---------- Records for processing

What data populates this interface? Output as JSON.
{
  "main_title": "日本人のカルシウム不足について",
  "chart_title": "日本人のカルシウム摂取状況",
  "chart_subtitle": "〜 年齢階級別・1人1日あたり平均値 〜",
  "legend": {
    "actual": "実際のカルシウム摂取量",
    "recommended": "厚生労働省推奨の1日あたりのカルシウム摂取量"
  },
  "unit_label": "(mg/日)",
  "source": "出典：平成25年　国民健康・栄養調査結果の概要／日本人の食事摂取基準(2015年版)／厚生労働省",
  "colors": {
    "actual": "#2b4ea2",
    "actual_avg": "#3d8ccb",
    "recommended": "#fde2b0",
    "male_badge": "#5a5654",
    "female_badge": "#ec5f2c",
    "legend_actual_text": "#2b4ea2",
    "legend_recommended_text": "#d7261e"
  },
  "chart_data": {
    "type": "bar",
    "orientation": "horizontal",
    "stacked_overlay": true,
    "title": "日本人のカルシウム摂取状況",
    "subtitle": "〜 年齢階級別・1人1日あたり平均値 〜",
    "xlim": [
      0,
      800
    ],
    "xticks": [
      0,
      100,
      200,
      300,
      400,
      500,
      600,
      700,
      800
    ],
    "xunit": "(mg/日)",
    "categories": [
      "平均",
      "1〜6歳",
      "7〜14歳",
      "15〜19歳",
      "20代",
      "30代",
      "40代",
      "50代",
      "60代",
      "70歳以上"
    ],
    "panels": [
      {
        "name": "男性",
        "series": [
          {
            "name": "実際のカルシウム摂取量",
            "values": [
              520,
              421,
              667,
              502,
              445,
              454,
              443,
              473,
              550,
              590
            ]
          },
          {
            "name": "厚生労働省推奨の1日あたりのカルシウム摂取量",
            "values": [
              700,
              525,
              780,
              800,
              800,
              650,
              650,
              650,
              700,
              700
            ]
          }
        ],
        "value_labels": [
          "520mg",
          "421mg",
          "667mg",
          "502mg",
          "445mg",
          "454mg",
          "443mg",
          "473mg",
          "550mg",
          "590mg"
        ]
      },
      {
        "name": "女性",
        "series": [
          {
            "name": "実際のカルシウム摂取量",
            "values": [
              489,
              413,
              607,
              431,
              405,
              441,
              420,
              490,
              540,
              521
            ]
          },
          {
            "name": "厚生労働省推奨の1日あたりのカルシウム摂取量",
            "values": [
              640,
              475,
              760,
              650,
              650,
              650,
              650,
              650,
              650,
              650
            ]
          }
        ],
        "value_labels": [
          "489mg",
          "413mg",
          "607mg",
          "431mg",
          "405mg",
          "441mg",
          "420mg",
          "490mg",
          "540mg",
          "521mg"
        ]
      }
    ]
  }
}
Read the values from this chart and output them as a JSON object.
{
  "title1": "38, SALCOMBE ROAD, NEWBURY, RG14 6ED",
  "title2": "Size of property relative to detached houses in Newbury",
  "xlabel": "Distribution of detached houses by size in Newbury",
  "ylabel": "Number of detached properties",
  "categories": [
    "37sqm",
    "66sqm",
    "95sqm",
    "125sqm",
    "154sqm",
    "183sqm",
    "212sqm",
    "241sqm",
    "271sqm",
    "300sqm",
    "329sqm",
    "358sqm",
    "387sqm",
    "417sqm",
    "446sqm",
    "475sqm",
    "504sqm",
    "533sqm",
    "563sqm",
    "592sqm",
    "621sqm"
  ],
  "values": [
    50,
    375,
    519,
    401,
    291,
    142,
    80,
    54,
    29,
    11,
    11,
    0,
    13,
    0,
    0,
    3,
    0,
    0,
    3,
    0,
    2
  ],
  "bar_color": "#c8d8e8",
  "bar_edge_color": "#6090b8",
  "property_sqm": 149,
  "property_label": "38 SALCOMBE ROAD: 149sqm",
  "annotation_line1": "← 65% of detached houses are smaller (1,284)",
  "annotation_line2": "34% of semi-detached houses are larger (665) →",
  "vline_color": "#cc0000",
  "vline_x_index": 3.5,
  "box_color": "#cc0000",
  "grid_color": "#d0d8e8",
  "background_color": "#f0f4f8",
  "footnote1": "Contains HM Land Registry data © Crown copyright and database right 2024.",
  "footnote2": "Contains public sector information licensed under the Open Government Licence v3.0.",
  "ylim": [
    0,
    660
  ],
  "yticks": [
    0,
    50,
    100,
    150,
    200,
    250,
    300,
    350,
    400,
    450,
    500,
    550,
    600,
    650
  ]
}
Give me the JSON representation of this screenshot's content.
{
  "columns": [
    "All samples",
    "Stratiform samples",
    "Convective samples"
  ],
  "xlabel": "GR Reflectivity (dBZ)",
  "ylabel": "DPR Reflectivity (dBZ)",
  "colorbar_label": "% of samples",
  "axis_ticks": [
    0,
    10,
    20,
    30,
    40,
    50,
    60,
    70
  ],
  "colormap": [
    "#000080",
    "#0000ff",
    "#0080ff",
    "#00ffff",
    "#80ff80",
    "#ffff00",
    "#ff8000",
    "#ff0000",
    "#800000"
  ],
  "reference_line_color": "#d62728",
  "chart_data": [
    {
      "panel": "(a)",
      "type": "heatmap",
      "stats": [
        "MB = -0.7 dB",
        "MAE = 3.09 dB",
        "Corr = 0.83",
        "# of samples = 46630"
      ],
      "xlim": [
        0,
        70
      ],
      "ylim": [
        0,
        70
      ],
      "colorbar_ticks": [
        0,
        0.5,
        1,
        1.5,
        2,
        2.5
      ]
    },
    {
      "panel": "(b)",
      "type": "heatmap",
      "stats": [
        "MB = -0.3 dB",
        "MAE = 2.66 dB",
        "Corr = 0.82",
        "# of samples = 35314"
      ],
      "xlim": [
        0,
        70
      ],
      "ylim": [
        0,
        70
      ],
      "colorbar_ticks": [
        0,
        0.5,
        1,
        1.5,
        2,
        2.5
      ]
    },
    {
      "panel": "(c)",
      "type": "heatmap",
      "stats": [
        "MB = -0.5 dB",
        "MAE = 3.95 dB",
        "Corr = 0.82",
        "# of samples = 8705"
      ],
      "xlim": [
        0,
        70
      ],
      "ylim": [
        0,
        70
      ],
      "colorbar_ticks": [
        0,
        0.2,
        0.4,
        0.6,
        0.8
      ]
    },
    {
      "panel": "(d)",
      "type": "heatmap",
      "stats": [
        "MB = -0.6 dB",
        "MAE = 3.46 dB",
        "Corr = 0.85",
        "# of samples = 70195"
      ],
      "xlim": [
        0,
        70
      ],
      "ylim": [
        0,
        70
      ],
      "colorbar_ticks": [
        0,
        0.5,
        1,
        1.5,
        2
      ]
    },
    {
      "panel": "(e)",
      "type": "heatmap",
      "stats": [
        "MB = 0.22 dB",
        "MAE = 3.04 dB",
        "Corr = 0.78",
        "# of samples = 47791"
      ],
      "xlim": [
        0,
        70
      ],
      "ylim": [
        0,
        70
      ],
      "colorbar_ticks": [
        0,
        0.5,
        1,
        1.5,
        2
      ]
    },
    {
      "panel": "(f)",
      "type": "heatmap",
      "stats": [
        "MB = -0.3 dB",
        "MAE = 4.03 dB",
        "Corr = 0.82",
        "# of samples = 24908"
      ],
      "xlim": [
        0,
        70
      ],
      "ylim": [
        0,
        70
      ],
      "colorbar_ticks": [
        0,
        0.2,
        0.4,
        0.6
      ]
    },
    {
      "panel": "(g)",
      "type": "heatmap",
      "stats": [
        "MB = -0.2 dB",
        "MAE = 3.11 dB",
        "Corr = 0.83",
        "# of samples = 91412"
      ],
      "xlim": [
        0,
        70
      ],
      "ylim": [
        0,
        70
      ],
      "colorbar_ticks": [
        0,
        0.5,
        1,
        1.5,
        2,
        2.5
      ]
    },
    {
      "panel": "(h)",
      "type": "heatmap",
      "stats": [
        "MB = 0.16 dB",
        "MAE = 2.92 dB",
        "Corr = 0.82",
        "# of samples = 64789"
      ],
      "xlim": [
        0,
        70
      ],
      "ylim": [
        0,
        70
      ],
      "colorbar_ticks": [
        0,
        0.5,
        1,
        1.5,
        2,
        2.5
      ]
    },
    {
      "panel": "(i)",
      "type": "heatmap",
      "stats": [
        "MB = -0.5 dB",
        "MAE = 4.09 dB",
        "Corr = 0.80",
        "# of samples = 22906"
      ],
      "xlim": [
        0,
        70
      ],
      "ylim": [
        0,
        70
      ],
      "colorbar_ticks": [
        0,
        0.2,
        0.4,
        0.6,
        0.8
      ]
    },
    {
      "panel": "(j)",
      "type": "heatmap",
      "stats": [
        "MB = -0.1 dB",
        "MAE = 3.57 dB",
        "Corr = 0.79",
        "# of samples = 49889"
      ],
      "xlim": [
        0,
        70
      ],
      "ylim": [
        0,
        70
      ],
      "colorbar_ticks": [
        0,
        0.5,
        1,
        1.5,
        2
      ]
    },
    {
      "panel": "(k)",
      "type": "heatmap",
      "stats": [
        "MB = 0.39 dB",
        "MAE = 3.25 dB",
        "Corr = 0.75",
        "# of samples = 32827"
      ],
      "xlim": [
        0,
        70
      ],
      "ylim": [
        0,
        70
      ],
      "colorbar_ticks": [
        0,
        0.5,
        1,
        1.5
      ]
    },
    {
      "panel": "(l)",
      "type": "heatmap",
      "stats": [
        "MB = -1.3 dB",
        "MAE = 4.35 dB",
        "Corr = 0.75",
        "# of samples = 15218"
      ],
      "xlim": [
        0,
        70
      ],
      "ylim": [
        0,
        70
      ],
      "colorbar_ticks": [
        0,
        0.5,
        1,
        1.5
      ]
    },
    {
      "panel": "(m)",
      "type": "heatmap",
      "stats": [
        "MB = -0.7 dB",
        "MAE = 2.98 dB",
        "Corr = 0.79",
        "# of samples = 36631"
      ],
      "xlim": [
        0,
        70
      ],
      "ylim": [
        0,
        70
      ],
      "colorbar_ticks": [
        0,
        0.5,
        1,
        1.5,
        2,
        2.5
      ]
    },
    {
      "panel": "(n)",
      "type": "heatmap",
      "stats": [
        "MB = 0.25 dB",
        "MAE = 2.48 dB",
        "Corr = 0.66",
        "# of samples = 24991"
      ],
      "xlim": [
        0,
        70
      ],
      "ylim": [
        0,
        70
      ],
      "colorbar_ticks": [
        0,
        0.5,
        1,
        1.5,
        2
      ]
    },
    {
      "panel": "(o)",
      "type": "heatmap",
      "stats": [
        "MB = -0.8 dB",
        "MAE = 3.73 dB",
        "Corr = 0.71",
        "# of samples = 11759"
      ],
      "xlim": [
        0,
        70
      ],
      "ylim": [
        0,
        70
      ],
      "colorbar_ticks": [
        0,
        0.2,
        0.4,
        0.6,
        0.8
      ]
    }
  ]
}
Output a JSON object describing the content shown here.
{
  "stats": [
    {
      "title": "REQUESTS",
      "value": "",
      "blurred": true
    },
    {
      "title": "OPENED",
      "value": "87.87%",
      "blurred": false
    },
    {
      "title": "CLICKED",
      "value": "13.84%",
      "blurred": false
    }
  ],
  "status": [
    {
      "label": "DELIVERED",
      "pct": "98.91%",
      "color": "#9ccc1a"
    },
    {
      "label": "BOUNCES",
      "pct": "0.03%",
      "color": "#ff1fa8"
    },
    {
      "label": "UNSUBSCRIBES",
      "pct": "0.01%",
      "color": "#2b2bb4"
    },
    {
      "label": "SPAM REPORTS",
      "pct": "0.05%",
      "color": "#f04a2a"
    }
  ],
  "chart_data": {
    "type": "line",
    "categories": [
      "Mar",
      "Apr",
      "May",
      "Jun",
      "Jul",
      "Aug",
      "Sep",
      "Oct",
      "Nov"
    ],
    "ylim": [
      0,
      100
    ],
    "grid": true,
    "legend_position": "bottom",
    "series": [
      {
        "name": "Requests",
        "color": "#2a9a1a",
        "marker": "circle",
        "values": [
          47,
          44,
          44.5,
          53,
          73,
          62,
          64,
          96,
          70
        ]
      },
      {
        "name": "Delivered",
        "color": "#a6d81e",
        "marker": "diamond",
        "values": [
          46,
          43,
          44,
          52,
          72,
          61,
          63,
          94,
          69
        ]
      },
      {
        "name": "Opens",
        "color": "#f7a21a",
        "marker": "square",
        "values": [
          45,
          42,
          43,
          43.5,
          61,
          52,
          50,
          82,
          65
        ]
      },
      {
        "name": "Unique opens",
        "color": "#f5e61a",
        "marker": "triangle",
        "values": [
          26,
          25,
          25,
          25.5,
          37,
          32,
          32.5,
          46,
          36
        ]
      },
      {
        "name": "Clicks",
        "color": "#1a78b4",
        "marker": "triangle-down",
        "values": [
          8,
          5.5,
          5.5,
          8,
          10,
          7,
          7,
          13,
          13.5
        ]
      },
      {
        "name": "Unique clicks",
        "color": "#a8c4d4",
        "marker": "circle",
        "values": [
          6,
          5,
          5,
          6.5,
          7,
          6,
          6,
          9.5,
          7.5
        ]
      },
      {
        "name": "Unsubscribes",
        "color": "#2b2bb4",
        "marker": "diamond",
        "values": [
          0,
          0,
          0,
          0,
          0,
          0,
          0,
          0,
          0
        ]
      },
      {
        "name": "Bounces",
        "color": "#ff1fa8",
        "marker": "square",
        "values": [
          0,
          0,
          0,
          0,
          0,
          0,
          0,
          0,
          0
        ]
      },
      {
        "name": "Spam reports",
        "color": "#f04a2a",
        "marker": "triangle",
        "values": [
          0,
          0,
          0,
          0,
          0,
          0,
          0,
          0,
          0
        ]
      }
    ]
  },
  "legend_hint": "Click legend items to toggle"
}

--------------------

(Set exercise): All lines above containing the string "日本人のカルシウム摂取状況" are to be collected.

(Task answer):
  "chart_title": "日本人のカルシウム摂取状況",
    "title": "日本人のカルシウム摂取状況",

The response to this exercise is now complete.